(Records excerpted from a collection)
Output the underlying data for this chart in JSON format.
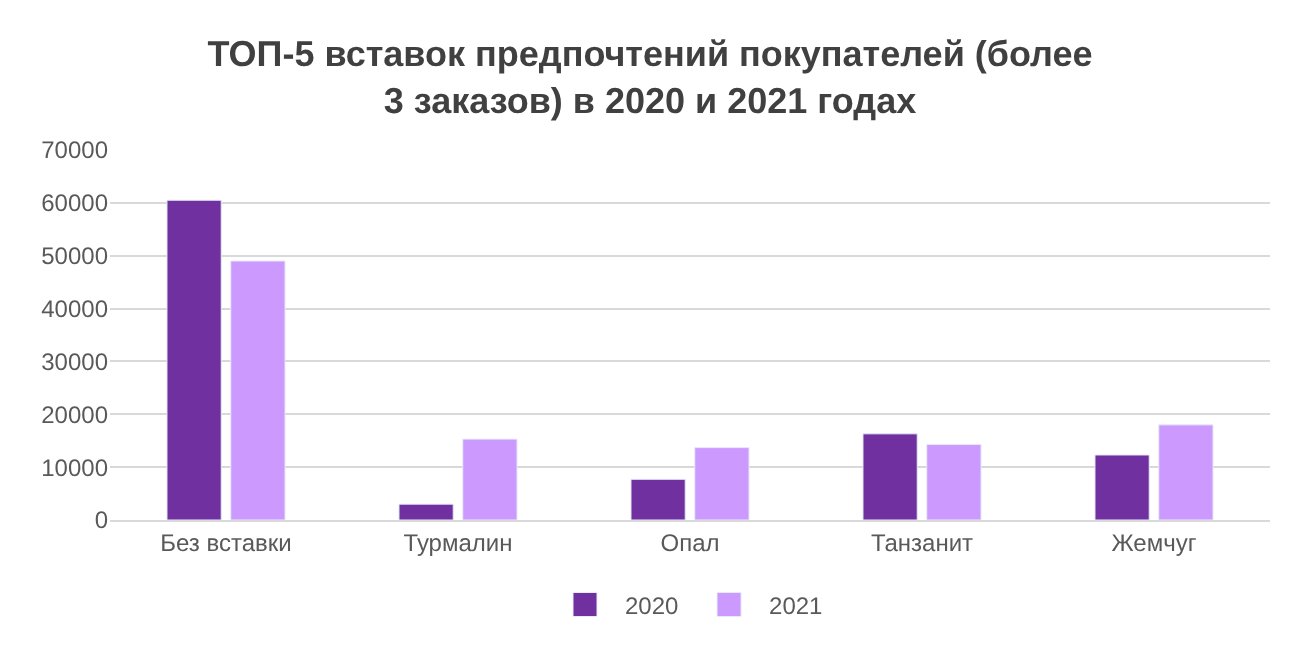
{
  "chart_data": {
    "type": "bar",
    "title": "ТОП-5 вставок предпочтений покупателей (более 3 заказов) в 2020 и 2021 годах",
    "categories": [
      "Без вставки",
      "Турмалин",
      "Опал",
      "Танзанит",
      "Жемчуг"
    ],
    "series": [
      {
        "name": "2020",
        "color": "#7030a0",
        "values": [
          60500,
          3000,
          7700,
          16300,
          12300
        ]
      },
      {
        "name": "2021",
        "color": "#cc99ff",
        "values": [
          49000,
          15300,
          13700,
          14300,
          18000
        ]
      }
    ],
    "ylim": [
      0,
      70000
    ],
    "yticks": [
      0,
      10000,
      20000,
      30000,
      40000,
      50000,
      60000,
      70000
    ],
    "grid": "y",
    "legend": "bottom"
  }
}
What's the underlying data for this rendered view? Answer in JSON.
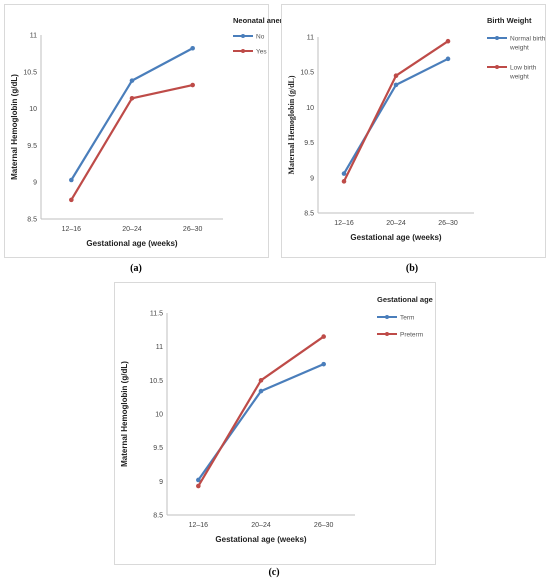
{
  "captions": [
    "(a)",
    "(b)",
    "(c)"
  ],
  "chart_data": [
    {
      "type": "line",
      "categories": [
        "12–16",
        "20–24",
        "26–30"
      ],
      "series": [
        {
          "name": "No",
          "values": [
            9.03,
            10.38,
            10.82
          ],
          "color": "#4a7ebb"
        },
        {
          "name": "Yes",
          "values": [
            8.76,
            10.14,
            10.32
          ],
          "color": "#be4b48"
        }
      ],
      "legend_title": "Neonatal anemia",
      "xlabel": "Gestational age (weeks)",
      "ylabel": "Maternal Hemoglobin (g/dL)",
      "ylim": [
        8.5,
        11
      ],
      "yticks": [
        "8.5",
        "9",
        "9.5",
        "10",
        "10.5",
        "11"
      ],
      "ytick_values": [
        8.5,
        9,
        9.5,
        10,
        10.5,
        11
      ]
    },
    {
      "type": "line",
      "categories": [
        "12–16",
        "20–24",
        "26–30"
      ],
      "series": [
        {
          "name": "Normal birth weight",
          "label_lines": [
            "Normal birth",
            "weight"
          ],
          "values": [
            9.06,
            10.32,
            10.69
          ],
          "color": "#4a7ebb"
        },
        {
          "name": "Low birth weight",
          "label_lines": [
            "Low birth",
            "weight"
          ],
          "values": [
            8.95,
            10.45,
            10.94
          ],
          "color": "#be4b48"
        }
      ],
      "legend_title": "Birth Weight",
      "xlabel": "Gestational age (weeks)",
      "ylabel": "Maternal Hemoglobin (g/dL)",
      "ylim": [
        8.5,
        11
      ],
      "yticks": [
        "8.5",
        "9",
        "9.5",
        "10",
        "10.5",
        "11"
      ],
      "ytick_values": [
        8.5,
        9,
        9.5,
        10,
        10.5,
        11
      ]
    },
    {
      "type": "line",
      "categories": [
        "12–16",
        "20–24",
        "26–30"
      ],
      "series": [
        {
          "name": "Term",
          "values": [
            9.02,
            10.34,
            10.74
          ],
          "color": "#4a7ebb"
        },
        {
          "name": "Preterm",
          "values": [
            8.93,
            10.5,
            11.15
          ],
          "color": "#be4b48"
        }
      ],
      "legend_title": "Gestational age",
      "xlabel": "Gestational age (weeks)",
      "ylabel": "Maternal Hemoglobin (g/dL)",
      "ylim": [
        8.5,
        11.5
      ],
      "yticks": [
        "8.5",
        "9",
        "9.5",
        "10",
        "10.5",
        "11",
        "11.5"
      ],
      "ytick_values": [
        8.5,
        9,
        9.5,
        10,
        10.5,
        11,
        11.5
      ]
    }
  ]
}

Task
Identify each line in the records above containing the word "this"; copy those lines.

Complete answer
Output the underlying data for this chart in JSON format.
What's the underlying data for this rendered view? Answer in JSON.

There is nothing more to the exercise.